* begin Extracted entries *
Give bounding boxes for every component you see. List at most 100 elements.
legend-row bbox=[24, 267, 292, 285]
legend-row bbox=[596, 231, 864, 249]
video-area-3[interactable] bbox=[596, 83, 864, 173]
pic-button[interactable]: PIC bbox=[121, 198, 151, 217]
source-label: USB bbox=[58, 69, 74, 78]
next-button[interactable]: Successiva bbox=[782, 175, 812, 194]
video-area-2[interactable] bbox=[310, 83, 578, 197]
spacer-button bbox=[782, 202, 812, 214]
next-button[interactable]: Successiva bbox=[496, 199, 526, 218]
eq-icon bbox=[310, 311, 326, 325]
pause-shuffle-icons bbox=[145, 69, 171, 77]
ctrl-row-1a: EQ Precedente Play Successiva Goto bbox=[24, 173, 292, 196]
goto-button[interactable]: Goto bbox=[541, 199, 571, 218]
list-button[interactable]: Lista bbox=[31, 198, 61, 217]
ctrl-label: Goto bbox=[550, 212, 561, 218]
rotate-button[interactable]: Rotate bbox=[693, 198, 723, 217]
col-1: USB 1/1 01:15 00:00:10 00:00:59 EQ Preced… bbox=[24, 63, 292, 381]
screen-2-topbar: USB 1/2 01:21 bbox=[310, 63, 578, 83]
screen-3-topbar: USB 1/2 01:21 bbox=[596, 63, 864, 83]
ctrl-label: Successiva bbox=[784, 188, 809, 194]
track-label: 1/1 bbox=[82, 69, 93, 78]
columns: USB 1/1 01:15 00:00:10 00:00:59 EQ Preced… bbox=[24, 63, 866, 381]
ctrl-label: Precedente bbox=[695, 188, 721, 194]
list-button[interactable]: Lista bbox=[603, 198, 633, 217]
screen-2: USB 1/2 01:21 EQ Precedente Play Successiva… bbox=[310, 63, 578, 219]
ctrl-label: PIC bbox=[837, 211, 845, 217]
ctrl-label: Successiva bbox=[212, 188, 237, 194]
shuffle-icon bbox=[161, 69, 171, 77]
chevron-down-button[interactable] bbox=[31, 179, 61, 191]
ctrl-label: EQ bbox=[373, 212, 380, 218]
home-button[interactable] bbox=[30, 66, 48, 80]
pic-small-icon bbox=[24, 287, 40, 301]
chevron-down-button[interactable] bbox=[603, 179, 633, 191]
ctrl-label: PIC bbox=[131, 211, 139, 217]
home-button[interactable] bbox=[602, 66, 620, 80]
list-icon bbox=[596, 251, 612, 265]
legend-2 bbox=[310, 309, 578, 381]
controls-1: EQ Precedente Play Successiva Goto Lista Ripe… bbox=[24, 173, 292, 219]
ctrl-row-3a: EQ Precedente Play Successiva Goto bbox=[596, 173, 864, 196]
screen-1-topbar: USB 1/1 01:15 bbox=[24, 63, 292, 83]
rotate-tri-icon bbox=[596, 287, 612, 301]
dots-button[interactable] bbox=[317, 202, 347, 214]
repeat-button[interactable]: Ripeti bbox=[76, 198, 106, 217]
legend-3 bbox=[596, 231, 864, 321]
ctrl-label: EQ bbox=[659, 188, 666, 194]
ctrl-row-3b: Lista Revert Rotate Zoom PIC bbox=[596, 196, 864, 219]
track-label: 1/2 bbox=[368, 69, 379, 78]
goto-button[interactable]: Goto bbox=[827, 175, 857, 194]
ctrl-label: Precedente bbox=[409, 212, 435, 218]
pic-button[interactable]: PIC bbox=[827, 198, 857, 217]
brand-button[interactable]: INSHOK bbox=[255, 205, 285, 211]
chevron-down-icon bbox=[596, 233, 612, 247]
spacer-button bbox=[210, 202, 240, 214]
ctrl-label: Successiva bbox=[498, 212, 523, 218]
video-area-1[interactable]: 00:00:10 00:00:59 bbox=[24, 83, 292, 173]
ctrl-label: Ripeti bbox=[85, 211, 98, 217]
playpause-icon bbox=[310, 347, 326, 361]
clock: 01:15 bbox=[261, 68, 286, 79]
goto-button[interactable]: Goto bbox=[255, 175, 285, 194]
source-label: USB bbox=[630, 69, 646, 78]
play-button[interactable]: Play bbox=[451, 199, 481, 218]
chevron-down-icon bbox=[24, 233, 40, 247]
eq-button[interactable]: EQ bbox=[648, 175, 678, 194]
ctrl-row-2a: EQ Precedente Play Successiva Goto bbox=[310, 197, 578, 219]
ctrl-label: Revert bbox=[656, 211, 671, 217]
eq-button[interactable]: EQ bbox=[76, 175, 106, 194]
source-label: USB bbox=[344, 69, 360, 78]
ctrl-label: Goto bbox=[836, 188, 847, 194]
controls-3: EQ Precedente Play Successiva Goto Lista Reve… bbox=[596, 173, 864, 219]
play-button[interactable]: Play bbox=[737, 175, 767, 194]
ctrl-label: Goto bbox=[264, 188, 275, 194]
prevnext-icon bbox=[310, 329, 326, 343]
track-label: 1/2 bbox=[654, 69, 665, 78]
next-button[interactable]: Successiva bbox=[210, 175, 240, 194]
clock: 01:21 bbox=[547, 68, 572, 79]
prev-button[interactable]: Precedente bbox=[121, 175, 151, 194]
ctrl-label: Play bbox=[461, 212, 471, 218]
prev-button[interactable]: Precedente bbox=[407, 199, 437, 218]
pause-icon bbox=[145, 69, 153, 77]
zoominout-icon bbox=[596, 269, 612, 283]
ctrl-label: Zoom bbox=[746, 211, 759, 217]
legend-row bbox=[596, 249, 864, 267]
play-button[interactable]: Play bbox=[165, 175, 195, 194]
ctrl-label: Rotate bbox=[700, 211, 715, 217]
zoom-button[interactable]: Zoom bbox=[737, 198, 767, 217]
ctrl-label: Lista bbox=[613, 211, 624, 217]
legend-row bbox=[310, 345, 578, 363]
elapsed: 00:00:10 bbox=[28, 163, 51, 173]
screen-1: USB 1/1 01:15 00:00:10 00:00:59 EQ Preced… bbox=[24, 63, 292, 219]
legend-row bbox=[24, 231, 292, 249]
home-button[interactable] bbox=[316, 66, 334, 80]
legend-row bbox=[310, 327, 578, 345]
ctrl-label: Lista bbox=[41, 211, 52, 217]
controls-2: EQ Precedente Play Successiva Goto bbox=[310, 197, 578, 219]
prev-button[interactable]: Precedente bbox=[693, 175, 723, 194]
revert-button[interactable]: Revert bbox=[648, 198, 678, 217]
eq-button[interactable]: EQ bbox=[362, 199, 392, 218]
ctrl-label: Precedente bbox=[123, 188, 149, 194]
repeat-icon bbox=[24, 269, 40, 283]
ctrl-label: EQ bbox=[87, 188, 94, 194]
* end Extracted entries *
**Set exercise:** Copy out the lines exactly as they stand, beginning with the first line of the rows and ending with the line that contains "video-area-2[interactable] bbox=[310, 83, 578, 197]", with both included.

**Complete output:**
Give bounding boxes for every component you see. List at most 100 elements.
legend-row bbox=[24, 267, 292, 285]
legend-row bbox=[596, 231, 864, 249]
video-area-3[interactable] bbox=[596, 83, 864, 173]
pic-button[interactable]: PIC bbox=[121, 198, 151, 217]
source-label: USB bbox=[58, 69, 74, 78]
next-button[interactable]: Successiva bbox=[782, 175, 812, 194]
video-area-2[interactable] bbox=[310, 83, 578, 197]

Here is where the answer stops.